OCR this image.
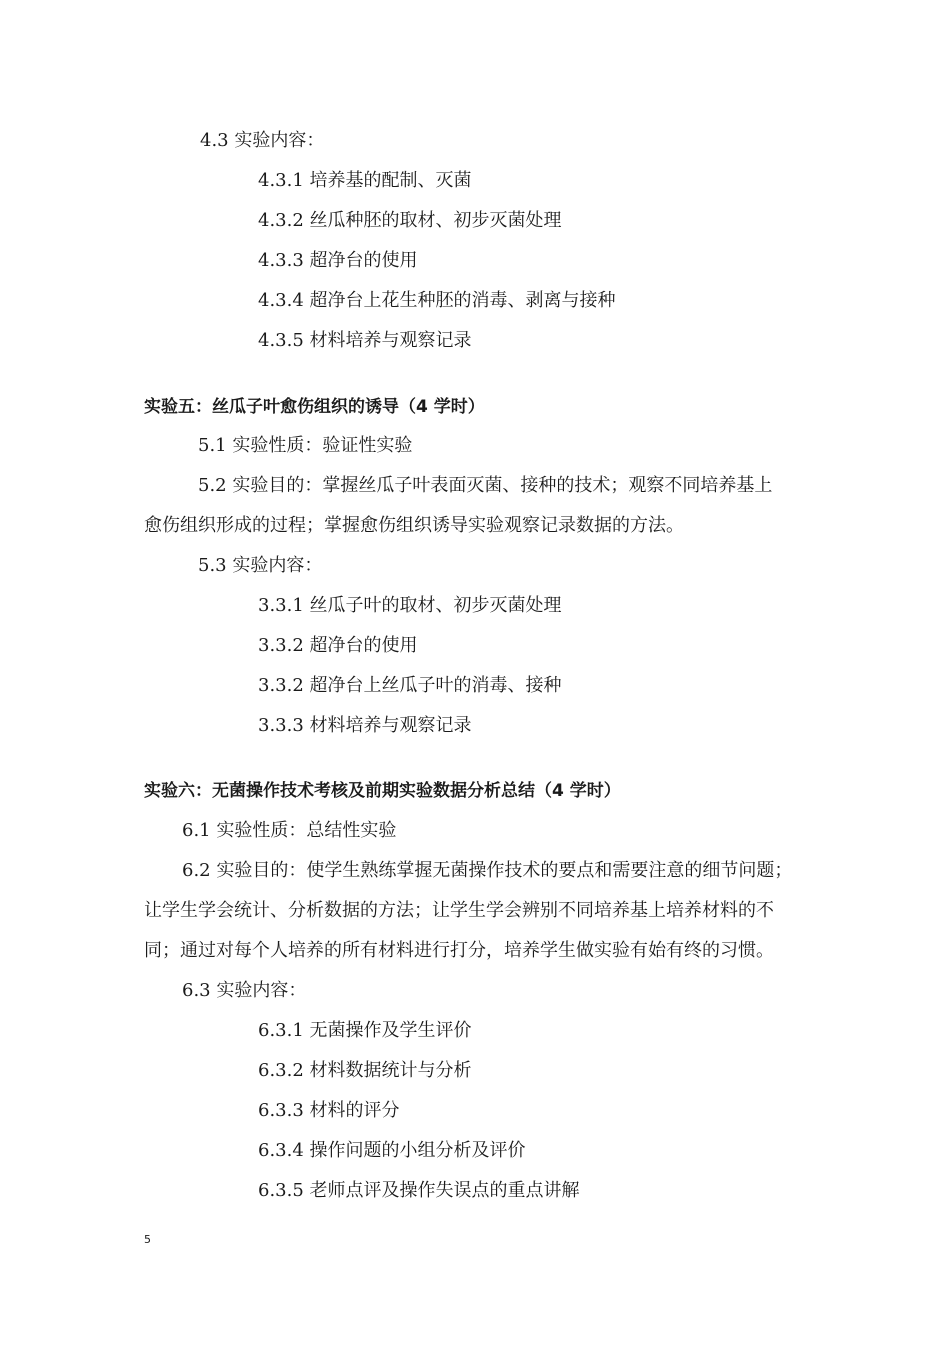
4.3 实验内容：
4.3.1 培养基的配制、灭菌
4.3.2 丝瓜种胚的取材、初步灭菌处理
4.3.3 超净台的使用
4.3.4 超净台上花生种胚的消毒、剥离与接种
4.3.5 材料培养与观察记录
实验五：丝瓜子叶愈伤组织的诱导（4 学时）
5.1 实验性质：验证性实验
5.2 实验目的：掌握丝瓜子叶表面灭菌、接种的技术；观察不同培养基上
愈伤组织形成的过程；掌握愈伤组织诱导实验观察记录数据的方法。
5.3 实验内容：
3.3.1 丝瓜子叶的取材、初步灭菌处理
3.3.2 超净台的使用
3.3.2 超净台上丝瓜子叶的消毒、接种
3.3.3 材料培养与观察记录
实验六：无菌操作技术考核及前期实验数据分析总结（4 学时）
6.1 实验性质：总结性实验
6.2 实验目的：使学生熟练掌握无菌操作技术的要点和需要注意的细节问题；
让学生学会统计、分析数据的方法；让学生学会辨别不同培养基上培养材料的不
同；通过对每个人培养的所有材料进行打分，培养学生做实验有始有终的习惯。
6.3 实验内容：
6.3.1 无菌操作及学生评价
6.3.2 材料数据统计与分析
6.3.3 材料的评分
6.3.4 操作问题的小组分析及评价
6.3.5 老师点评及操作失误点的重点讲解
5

**What you are asked to do:** Count the lines in the records above that contain the word "实验目的", and give only the number.

**Task output:** 2